Of the lines in this material, how many contain "Technology"? Answer with a single number only.

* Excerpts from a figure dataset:
>>>

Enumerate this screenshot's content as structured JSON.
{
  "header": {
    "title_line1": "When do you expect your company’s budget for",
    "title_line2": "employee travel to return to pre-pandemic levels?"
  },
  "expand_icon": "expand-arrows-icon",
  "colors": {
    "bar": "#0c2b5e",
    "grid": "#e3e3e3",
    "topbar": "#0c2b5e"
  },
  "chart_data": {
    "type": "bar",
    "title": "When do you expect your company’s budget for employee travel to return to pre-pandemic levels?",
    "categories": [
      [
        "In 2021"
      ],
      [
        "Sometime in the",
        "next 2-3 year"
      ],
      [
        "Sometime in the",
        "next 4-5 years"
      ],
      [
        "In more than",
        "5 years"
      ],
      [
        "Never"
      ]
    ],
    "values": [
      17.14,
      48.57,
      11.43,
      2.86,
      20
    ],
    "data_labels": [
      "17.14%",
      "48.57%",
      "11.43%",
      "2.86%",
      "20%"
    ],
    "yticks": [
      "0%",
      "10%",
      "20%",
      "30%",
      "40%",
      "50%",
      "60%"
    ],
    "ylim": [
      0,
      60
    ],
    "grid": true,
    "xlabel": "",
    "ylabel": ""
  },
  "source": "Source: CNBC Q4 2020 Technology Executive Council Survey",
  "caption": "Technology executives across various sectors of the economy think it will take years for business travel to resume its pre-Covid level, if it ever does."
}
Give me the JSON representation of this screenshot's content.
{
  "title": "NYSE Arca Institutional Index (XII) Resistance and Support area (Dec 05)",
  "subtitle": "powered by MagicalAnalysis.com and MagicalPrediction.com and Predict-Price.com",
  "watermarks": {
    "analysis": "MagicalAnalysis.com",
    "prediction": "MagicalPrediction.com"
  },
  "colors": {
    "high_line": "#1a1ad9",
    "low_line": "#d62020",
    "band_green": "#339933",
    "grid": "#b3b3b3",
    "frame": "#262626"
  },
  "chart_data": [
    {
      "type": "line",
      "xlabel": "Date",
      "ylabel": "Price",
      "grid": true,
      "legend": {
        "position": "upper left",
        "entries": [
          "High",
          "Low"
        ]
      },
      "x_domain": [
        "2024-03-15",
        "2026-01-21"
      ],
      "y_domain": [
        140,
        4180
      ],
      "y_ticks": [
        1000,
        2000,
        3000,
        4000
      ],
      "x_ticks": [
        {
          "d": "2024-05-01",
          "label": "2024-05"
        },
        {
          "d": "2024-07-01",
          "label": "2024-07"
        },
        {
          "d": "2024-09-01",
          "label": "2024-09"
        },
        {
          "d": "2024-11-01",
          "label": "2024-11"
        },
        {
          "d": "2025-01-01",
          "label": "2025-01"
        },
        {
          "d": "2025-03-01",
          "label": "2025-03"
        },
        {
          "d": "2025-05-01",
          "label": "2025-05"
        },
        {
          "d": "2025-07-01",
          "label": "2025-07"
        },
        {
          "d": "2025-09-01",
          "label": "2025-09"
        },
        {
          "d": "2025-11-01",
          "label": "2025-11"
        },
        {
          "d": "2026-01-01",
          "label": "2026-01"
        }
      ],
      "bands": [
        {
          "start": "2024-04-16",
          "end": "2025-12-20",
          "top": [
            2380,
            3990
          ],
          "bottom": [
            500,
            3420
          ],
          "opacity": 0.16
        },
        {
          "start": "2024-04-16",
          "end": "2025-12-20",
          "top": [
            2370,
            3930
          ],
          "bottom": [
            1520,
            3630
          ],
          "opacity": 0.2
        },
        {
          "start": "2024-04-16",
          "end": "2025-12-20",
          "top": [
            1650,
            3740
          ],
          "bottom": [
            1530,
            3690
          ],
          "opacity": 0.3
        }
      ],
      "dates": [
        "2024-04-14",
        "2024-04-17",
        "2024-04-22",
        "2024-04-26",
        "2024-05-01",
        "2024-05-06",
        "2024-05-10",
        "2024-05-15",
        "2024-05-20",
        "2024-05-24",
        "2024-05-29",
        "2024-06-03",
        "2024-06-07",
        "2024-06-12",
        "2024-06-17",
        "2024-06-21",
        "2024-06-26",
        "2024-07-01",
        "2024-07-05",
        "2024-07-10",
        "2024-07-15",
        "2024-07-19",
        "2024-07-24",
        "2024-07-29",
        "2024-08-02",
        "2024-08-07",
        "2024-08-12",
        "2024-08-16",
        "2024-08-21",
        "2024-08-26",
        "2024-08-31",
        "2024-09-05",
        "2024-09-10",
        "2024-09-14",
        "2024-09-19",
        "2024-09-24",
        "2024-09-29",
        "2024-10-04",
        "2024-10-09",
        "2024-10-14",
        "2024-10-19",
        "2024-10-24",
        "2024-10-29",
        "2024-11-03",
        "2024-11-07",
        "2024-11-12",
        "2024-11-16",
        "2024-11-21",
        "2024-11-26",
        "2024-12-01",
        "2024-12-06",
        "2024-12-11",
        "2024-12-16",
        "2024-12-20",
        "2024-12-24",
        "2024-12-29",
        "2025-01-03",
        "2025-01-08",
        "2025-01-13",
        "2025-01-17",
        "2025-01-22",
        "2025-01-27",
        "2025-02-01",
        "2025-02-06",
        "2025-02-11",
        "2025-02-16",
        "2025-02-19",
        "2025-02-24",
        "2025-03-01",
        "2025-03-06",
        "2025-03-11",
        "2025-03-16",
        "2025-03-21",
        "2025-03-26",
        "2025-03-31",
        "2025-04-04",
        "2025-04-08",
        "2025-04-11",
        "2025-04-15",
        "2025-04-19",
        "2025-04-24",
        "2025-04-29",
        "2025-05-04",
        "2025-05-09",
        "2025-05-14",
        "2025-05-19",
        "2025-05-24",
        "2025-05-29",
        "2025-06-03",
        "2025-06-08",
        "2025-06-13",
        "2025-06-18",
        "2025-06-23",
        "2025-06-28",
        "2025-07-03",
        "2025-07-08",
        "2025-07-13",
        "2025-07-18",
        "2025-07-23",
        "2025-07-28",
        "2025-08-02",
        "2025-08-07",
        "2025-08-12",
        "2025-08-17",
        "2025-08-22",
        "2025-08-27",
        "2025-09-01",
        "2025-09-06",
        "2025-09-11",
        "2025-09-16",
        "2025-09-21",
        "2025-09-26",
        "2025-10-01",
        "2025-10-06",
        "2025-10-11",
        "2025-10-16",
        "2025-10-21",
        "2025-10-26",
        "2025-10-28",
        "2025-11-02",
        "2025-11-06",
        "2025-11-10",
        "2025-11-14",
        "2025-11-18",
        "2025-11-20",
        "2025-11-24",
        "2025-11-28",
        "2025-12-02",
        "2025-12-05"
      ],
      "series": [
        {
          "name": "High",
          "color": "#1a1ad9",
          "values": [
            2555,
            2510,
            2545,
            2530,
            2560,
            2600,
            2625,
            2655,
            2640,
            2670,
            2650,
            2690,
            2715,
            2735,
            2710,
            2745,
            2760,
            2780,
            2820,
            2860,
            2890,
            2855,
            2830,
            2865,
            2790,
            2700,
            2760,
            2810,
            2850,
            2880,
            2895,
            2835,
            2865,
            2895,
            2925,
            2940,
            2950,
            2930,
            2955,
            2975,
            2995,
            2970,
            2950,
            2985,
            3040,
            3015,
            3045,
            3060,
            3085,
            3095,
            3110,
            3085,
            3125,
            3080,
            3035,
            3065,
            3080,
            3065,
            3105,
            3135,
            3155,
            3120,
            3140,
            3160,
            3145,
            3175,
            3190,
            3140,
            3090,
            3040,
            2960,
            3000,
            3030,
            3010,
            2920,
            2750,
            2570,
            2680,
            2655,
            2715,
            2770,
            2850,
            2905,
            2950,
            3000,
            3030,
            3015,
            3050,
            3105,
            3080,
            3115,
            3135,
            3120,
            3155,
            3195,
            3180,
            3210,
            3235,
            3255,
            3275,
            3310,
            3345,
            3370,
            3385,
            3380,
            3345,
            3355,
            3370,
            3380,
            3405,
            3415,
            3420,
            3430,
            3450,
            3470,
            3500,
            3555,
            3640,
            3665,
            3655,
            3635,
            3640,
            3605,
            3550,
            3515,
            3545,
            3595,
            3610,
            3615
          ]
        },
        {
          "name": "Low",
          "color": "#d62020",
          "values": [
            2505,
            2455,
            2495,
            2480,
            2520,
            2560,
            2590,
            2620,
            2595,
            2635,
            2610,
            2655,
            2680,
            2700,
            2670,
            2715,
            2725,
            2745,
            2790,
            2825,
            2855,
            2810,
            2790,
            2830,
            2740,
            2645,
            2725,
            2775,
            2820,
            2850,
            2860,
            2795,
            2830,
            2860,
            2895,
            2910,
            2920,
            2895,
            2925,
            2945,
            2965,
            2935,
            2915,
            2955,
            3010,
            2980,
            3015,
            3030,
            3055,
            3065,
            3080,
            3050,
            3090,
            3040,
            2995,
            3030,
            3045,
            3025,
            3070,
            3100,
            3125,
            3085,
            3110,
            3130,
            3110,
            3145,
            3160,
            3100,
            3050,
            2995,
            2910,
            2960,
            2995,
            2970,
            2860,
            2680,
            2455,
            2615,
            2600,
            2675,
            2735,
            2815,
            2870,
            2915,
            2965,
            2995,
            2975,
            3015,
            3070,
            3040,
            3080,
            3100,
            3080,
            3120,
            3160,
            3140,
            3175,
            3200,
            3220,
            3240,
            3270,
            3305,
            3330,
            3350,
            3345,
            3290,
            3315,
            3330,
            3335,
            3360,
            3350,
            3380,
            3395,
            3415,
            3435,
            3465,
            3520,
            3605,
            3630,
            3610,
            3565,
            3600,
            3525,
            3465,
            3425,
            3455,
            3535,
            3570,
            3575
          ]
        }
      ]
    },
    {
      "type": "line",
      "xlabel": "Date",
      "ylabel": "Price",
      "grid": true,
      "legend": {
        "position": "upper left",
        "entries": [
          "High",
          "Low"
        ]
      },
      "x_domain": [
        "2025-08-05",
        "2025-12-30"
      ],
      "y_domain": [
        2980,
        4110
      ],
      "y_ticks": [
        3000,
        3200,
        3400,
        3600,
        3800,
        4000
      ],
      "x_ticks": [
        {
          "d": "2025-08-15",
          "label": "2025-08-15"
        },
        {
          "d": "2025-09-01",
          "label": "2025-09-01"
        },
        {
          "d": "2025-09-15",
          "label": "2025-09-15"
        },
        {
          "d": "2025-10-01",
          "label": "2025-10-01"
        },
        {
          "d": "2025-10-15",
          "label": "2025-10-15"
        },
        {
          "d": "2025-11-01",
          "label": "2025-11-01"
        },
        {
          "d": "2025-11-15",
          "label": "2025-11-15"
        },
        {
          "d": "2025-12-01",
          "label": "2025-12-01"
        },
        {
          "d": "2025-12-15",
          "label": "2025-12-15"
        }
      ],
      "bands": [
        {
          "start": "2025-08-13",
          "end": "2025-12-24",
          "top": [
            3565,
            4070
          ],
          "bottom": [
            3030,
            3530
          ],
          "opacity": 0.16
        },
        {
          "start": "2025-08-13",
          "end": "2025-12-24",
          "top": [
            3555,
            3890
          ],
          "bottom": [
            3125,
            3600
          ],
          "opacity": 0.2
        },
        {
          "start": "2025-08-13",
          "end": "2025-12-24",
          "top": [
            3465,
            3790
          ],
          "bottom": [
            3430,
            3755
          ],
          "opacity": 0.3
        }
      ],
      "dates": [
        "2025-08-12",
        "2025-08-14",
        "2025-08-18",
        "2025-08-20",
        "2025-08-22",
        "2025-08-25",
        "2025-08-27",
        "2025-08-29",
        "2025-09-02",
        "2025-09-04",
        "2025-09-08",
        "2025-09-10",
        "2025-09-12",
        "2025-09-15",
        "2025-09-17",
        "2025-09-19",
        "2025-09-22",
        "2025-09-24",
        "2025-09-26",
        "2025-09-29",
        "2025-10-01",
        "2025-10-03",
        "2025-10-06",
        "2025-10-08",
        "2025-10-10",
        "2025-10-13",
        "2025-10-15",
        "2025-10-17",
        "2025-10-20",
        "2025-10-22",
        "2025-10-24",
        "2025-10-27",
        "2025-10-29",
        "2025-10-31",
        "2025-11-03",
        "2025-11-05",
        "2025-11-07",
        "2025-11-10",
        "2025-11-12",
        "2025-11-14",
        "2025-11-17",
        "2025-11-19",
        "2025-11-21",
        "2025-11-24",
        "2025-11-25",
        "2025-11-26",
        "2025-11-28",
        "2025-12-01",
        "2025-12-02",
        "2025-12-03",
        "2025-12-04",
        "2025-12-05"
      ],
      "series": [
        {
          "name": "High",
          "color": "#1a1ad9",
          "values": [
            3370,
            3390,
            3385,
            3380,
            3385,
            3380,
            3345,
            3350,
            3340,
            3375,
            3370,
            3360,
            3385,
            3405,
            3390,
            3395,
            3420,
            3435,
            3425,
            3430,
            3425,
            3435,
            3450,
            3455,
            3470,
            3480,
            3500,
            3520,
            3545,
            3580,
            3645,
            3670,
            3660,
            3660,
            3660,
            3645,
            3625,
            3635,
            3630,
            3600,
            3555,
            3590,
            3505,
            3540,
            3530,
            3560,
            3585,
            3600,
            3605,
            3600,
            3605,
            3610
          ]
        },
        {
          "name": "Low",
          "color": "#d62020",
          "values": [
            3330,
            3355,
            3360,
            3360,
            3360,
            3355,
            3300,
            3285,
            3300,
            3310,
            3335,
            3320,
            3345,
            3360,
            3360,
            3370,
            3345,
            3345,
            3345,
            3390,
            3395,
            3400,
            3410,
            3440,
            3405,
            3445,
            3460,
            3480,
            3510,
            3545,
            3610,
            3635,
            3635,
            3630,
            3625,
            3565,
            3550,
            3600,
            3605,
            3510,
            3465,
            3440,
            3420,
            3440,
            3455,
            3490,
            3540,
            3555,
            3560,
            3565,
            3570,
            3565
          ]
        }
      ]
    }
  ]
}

<<<
>>>

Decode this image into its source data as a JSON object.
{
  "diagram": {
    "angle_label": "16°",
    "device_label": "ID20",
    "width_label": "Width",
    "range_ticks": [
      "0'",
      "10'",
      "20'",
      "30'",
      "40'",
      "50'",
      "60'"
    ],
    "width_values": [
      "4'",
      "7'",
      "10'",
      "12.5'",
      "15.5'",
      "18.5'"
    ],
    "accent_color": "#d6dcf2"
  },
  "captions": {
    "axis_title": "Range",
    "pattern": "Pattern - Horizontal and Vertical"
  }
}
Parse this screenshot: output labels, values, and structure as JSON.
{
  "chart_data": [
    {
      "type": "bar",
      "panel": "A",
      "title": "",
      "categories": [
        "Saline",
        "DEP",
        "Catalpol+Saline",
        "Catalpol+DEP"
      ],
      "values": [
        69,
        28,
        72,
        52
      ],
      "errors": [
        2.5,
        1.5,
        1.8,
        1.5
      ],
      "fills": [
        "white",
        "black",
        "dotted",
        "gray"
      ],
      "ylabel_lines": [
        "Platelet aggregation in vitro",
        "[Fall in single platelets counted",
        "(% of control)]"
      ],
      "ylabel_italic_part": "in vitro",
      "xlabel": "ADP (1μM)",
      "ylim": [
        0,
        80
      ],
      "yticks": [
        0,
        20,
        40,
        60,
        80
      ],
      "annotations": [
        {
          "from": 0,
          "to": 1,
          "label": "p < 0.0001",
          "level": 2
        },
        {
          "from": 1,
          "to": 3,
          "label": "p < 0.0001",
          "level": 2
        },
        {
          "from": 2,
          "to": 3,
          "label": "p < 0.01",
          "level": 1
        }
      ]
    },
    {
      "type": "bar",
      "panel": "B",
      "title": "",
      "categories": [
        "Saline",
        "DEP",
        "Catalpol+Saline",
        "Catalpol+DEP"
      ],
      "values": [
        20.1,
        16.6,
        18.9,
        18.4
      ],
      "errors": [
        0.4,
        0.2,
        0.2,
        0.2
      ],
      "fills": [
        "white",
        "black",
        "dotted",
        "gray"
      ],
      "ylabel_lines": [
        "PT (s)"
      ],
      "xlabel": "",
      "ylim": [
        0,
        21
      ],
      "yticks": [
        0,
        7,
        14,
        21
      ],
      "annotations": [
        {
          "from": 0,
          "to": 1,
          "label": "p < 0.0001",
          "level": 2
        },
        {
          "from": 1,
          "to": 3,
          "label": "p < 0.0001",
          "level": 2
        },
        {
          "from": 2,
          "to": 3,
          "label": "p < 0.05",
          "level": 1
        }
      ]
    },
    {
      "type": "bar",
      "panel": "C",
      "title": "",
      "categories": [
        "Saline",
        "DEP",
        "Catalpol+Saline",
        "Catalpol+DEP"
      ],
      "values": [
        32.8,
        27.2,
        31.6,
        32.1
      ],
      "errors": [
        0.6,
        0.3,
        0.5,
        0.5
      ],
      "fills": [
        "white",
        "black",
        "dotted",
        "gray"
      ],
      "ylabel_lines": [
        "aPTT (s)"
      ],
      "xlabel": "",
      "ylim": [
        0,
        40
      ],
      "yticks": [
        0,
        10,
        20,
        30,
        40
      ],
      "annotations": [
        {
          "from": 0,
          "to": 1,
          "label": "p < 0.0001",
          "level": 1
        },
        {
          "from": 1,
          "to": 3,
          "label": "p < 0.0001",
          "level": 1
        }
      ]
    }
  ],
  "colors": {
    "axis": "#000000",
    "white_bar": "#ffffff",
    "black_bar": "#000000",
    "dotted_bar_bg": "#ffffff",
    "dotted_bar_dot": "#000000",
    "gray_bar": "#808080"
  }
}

<<<
>>>

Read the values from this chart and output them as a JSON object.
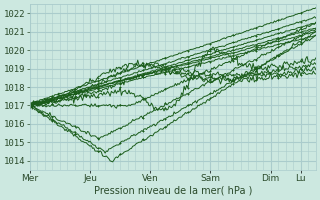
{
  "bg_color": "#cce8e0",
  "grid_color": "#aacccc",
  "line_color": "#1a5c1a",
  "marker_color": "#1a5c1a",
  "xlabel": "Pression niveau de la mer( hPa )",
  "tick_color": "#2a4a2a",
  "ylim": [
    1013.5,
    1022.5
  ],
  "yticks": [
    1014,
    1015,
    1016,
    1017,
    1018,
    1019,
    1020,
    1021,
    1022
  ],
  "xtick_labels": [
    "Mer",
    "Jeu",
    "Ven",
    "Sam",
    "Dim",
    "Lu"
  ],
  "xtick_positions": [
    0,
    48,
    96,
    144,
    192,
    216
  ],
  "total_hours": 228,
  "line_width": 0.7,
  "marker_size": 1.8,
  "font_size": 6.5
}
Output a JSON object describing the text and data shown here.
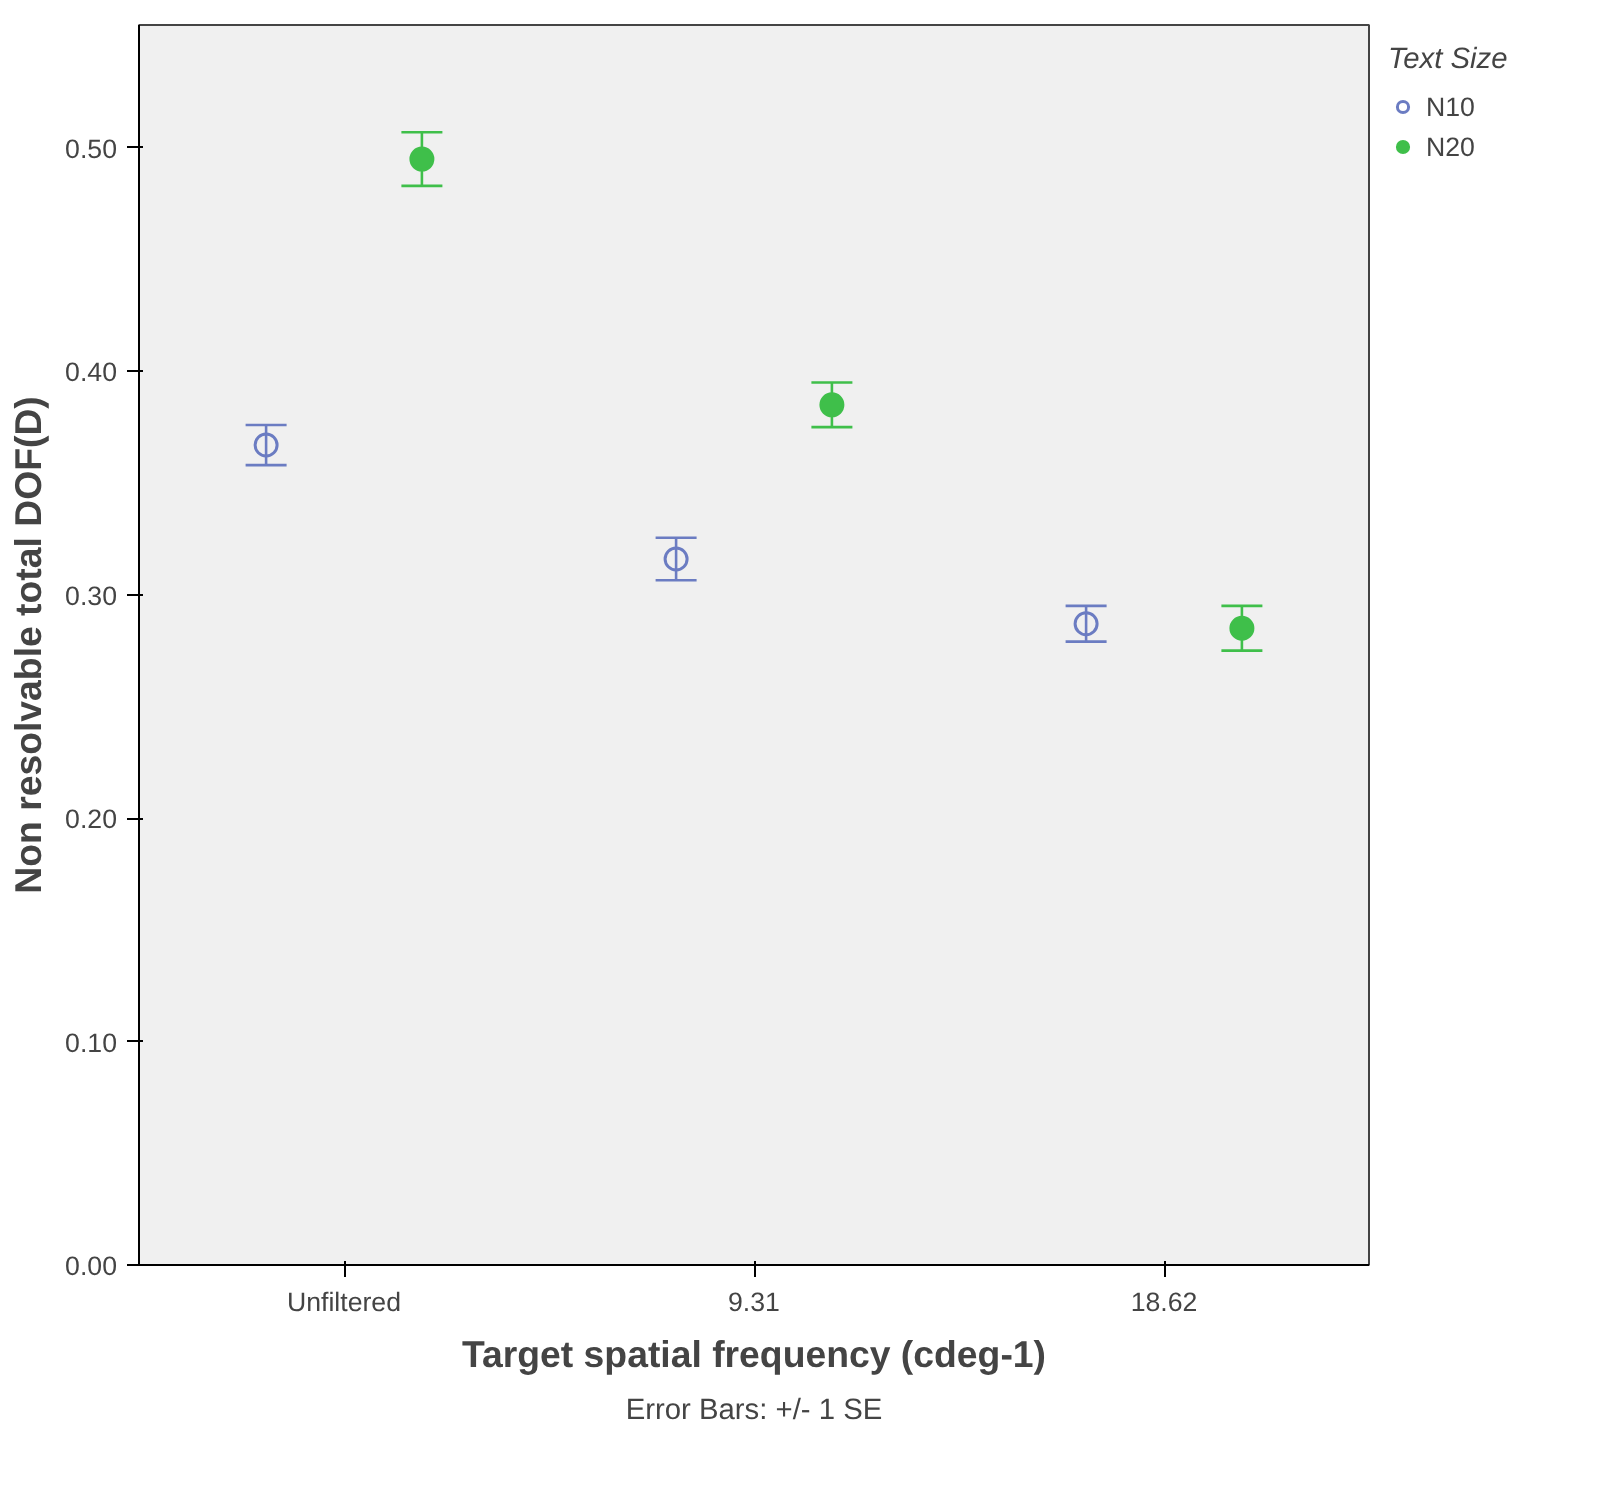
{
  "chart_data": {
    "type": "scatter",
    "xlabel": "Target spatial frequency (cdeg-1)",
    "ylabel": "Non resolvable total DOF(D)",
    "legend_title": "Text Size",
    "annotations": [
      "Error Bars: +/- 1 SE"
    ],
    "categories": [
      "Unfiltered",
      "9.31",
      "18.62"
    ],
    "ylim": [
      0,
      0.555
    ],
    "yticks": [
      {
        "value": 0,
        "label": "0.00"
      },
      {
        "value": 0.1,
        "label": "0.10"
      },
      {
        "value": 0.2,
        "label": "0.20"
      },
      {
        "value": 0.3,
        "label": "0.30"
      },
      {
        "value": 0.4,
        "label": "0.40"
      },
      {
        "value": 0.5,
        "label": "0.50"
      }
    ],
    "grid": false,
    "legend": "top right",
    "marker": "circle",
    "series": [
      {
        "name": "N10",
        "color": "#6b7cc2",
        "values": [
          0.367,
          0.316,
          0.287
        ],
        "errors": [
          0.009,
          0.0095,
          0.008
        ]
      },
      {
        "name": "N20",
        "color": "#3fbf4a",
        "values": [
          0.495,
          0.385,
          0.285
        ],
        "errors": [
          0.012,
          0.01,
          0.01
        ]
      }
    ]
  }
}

<<<

* Task answer:
2